Task brief:
Your task is to copy each line that has the word "hide".

Material provided:
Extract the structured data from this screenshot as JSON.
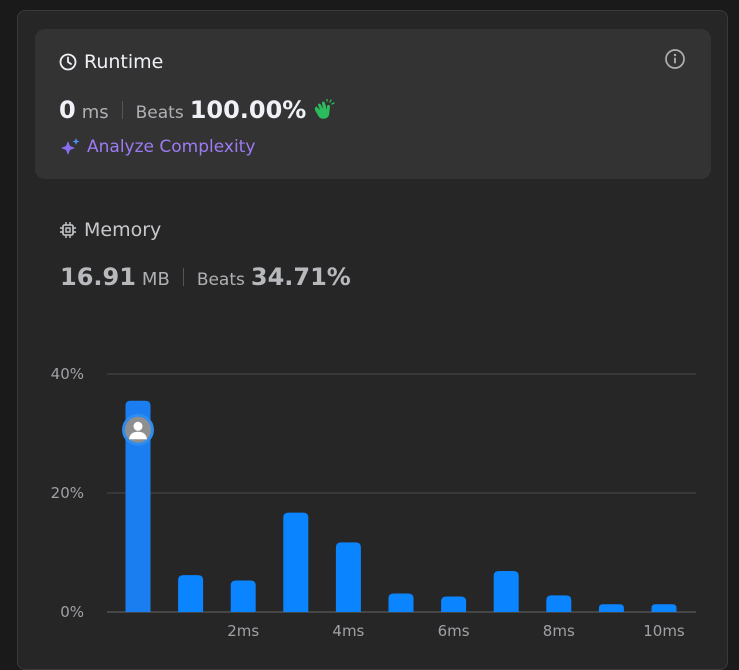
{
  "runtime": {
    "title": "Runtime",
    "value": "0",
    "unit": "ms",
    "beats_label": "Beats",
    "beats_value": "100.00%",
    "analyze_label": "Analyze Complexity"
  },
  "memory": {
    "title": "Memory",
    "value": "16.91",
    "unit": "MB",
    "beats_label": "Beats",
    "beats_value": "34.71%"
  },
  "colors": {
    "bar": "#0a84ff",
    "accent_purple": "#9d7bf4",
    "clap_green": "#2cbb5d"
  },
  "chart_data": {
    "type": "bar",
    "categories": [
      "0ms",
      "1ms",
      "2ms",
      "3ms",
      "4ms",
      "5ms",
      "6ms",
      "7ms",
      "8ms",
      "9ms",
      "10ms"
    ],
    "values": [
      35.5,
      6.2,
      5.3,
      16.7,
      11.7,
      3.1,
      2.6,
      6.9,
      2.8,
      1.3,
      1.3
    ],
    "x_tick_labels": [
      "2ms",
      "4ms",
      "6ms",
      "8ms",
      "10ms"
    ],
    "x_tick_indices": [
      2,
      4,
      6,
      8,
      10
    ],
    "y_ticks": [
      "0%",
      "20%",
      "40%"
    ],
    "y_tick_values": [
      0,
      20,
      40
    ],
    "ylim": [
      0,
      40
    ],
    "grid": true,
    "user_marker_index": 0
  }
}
...
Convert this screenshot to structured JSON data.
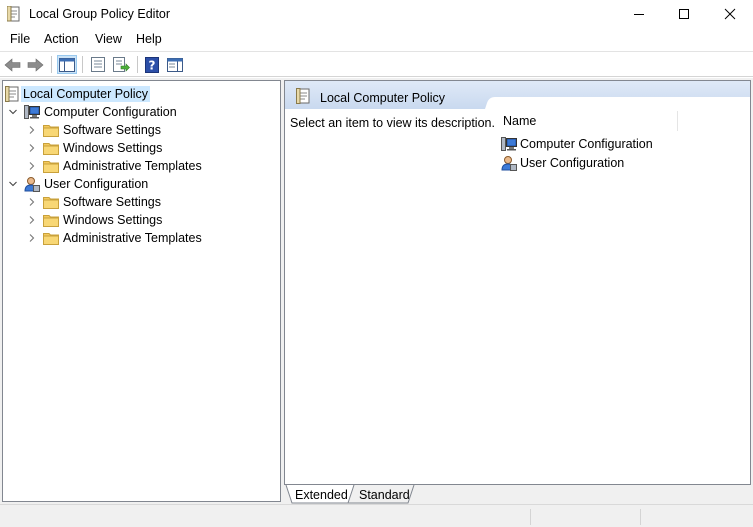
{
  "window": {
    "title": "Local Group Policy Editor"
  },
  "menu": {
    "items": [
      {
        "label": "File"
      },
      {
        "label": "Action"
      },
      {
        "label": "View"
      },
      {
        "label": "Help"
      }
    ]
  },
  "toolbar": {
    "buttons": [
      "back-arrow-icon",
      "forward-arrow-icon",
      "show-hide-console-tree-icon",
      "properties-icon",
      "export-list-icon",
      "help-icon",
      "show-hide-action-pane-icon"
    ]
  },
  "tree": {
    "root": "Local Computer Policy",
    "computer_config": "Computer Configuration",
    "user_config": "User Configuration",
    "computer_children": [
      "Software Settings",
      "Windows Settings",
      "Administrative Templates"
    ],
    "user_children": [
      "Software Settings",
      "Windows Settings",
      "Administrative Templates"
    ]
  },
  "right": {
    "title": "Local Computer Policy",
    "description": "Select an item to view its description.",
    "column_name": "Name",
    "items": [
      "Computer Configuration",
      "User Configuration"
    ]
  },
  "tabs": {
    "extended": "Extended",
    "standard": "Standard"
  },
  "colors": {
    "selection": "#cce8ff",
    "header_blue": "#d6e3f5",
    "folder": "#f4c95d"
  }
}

Written solution:
      "show-hide-console-tree-icon",
      "show-hide-action-pane-icon"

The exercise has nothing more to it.